— START OF Excerpted data —

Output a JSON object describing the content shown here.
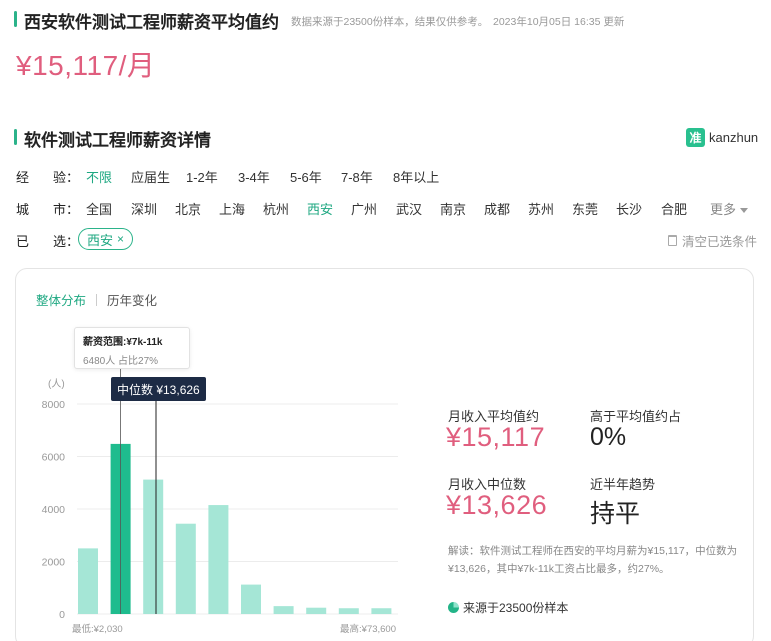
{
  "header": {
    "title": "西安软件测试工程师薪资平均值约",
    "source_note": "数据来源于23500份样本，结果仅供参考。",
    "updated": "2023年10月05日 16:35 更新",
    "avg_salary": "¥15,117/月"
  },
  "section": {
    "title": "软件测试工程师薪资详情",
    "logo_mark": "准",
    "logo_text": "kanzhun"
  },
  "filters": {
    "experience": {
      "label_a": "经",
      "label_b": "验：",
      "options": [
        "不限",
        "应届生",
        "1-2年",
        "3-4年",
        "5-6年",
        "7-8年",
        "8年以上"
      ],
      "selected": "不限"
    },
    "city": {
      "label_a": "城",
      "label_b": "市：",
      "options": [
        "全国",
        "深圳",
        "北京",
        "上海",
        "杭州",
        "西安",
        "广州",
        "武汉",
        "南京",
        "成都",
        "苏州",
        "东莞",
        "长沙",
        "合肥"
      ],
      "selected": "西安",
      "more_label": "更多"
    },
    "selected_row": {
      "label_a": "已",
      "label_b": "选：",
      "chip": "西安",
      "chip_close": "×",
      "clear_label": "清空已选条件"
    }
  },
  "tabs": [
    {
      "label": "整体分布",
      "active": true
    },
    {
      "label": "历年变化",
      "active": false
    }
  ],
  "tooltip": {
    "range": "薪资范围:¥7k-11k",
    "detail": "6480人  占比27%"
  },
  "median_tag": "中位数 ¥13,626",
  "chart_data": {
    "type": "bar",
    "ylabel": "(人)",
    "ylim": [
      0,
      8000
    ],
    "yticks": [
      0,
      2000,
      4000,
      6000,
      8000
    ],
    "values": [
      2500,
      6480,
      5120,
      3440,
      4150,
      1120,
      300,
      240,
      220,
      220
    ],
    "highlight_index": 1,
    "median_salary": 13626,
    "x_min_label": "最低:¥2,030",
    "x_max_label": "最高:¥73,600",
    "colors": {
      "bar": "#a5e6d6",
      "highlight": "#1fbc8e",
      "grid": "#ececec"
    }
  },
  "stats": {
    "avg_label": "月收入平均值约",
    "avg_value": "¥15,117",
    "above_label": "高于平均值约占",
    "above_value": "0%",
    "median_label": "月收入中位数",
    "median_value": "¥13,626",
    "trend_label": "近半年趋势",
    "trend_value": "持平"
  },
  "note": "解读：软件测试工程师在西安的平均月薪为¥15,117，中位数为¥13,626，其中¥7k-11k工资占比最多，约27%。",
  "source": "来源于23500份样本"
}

— END OF Excerpted data —

- Problem to solve -
Leave the pictures out and copy the rest of the data exactly.

- Finished exercise -
Output a JSON object describing the content shown here.
{
  "header": {
    "title": "西安软件测试工程师薪资平均值约",
    "source_note": "数据来源于23500份样本，结果仅供参考。",
    "updated": "2023年10月05日 16:35 更新",
    "avg_salary": "¥15,117/月"
  },
  "section": {
    "title": "软件测试工程师薪资详情",
    "logo_mark": "准",
    "logo_text": "kanzhun"
  },
  "filters": {
    "experience": {
      "label_a": "经",
      "label_b": "验：",
      "options": [
        "不限",
        "应届生",
        "1-2年",
        "3-4年",
        "5-6年",
        "7-8年",
        "8年以上"
      ],
      "selected": "不限"
    },
    "city": {
      "label_a": "城",
      "label_b": "市：",
      "options": [
        "全国",
        "深圳",
        "北京",
        "上海",
        "杭州",
        "西安",
        "广州",
        "武汉",
        "南京",
        "成都",
        "苏州",
        "东莞",
        "长沙",
        "合肥"
      ],
      "selected": "西安",
      "more_label": "更多"
    },
    "selected_row": {
      "label_a": "已",
      "label_b": "选：",
      "chip": "西安",
      "chip_close": "×",
      "clear_label": "清空已选条件"
    }
  },
  "tabs": [
    {
      "label": "整体分布",
      "active": true
    },
    {
      "label": "历年变化",
      "active": false
    }
  ],
  "tooltip": {
    "range": "薪资范围:¥7k-11k",
    "detail": "6480人  占比27%"
  },
  "median_tag": "中位数 ¥13,626",
  "chart_data": {
    "type": "bar",
    "ylabel": "(人)",
    "ylim": [
      0,
      8000
    ],
    "yticks": [
      0,
      2000,
      4000,
      6000,
      8000
    ],
    "values": [
      2500,
      6480,
      5120,
      3440,
      4150,
      1120,
      300,
      240,
      220,
      220
    ],
    "highlight_index": 1,
    "median_salary": 13626,
    "x_min_label": "最低:¥2,030",
    "x_max_label": "最高:¥73,600",
    "colors": {
      "bar": "#a5e6d6",
      "highlight": "#1fbc8e",
      "grid": "#ececec"
    }
  },
  "stats": {
    "avg_label": "月收入平均值约",
    "avg_value": "¥15,117",
    "above_label": "高于平均值约占",
    "above_value": "0%",
    "median_label": "月收入中位数",
    "median_value": "¥13,626",
    "trend_label": "近半年趋势",
    "trend_value": "持平"
  },
  "note": "解读：软件测试工程师在西安的平均月薪为¥15,117，中位数为¥13,626，其中¥7k-11k工资占比最多，约27%。",
  "source": "来源于23500份样本"
}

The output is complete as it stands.